Short problem → For the entries below, how many lines include the word "brand"? Give the figure and nothing more.

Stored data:
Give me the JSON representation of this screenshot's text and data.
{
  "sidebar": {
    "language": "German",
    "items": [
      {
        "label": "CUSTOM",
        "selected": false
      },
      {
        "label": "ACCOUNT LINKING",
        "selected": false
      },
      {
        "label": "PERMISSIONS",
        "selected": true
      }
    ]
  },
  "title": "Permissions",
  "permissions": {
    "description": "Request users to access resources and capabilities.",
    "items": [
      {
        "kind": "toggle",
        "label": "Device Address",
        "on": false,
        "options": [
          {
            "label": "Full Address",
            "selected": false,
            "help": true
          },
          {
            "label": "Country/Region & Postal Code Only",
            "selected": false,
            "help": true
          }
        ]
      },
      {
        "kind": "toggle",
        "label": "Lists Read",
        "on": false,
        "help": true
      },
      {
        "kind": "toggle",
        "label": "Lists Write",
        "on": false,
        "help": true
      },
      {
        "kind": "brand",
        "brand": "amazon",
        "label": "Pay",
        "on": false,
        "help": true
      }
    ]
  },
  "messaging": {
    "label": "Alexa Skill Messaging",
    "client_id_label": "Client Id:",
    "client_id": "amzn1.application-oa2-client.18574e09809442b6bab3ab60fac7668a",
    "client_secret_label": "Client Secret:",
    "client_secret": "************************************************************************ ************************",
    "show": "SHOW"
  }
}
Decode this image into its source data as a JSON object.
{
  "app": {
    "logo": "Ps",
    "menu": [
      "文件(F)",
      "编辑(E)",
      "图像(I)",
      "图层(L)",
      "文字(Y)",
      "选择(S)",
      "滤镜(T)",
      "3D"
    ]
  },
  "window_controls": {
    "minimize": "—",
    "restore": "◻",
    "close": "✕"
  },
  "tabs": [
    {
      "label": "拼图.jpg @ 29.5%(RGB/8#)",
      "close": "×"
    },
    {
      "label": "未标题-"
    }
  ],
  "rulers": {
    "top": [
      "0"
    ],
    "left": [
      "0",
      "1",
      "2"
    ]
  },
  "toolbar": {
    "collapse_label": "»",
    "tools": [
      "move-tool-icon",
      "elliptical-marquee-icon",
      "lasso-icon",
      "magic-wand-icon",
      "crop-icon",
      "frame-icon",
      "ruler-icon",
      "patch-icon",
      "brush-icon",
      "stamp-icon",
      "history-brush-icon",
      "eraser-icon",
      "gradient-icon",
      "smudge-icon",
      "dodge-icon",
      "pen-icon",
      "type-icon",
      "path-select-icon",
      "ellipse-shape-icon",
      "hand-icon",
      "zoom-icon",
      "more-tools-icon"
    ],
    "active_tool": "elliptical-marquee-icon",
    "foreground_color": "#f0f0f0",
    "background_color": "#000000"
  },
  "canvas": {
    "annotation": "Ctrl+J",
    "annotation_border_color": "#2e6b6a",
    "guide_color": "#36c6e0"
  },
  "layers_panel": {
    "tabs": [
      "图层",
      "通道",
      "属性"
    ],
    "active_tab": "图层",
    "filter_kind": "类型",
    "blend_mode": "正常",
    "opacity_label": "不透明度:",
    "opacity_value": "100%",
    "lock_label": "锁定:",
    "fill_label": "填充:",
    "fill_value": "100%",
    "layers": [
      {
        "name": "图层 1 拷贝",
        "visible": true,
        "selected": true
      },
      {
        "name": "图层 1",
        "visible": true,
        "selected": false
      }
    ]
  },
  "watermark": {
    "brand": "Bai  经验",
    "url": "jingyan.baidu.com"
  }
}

Solution below → 3